## WHAT IS ASKED
Exactly as given, repeat all of the entries.

== == ==

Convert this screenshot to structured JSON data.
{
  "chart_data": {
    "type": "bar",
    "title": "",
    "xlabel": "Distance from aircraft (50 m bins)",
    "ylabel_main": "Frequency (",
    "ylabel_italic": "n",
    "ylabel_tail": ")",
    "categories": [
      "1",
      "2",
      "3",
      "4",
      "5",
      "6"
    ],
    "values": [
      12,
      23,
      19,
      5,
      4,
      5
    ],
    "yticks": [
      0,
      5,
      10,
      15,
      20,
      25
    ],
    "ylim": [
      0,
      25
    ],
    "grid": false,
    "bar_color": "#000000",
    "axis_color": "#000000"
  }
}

== == ==

## WRITTEN ANSWER
Convert this screenshot to structured JSON data.
{
  "chart_data": {
    "type": "bar",
    "title": "",
    "xlabel": "Distance from aircraft (50 m bins)",
    "ylabel_main": "Frequency (",
    "ylabel_italic": "n",
    "ylabel_tail": ")",
    "categories": [
      "1",
      "2",
      "3",
      "4",
      "5",
      "6"
    ],
    "values": [
      12,
      23,
      19,
      5,
      4,
      5
    ],
    "yticks": [
      0,
      5,
      10,
      15,
      20,
      25
    ],
    "ylim": [
      0,
      25
    ],
    "grid": false,
    "bar_color": "#000000",
    "axis_color": "#000000"
  }
}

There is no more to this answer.